#### Exercise prompt
Reproduce the listing from its first line through the line containing "reply-mention-link[interactable]: @jiayuaner <box>326", including both of those lines, without changing anything.

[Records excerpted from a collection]
—————
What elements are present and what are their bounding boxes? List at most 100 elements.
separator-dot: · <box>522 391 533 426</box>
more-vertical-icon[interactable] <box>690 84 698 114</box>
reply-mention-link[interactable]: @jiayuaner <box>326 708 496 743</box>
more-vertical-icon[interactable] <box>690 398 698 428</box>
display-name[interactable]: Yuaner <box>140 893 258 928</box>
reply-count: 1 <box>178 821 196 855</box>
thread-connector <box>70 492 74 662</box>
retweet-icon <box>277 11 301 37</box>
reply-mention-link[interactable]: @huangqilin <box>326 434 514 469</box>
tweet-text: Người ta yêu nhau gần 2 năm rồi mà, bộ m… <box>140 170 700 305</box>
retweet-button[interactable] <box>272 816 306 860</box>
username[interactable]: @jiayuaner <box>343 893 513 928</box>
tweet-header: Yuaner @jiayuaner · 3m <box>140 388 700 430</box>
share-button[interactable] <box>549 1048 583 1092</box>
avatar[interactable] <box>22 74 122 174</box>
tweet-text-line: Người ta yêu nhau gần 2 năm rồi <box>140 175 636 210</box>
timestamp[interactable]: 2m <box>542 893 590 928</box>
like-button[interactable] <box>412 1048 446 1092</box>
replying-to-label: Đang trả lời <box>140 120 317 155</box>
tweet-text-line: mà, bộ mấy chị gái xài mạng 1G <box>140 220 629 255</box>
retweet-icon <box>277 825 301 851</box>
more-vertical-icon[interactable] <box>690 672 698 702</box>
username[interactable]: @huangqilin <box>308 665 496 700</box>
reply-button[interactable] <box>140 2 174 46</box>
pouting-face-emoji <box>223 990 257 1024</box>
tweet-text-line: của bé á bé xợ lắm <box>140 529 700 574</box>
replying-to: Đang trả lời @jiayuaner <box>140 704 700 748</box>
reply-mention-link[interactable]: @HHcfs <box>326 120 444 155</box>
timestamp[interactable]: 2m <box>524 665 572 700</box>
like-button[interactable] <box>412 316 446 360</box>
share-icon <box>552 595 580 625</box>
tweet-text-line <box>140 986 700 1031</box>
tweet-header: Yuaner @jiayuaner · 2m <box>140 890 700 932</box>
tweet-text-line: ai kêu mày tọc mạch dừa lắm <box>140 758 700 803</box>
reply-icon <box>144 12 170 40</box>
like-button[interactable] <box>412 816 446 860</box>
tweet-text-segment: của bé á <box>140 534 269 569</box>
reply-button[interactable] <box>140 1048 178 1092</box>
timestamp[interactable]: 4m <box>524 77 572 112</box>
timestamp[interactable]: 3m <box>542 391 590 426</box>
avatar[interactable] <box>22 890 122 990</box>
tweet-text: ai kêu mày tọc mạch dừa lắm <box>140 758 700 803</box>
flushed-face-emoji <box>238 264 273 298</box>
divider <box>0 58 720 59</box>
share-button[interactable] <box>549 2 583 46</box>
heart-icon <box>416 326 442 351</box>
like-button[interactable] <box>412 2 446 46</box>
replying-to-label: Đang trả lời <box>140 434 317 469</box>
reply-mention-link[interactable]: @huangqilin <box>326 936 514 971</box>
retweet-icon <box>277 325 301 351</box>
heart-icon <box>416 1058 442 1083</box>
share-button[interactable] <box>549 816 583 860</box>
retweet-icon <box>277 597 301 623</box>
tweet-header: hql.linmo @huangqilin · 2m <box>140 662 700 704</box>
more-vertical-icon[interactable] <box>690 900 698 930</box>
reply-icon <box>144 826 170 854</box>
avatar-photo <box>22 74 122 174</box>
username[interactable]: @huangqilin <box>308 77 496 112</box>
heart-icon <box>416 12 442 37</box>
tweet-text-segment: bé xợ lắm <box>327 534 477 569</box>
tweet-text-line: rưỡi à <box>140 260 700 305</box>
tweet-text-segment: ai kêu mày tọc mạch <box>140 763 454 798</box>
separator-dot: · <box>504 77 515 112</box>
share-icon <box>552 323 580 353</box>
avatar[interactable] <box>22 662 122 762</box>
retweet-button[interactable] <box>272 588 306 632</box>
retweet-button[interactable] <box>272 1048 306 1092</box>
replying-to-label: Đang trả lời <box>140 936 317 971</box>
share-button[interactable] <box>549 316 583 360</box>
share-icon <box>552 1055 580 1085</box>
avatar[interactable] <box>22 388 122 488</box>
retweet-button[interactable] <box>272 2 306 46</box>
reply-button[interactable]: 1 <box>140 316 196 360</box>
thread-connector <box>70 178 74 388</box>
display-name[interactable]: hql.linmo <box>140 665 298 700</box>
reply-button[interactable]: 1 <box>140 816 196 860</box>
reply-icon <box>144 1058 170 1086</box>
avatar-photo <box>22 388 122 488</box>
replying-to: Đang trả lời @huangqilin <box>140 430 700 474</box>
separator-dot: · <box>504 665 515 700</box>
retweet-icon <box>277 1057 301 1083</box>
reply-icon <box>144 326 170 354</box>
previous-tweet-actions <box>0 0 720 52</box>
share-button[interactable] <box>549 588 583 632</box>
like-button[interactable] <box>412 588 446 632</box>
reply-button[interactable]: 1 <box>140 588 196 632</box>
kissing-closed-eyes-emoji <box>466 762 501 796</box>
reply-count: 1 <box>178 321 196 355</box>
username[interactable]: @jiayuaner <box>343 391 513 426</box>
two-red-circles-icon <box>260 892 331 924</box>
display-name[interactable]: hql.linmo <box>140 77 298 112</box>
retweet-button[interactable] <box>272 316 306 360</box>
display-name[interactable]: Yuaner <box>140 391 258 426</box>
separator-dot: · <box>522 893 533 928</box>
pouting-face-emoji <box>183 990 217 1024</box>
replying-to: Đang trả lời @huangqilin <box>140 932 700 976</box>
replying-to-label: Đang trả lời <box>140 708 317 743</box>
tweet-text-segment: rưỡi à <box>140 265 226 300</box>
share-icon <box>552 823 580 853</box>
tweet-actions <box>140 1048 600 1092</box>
—————
#### Finished answer
What elements are present and what are their bounding boxes? List at most 100 elements.
separator-dot: · <box>522 391 533 426</box>
more-vertical-icon[interactable] <box>690 84 698 114</box>
reply-mention-link[interactable]: @jiayuaner <box>326 708 496 743</box>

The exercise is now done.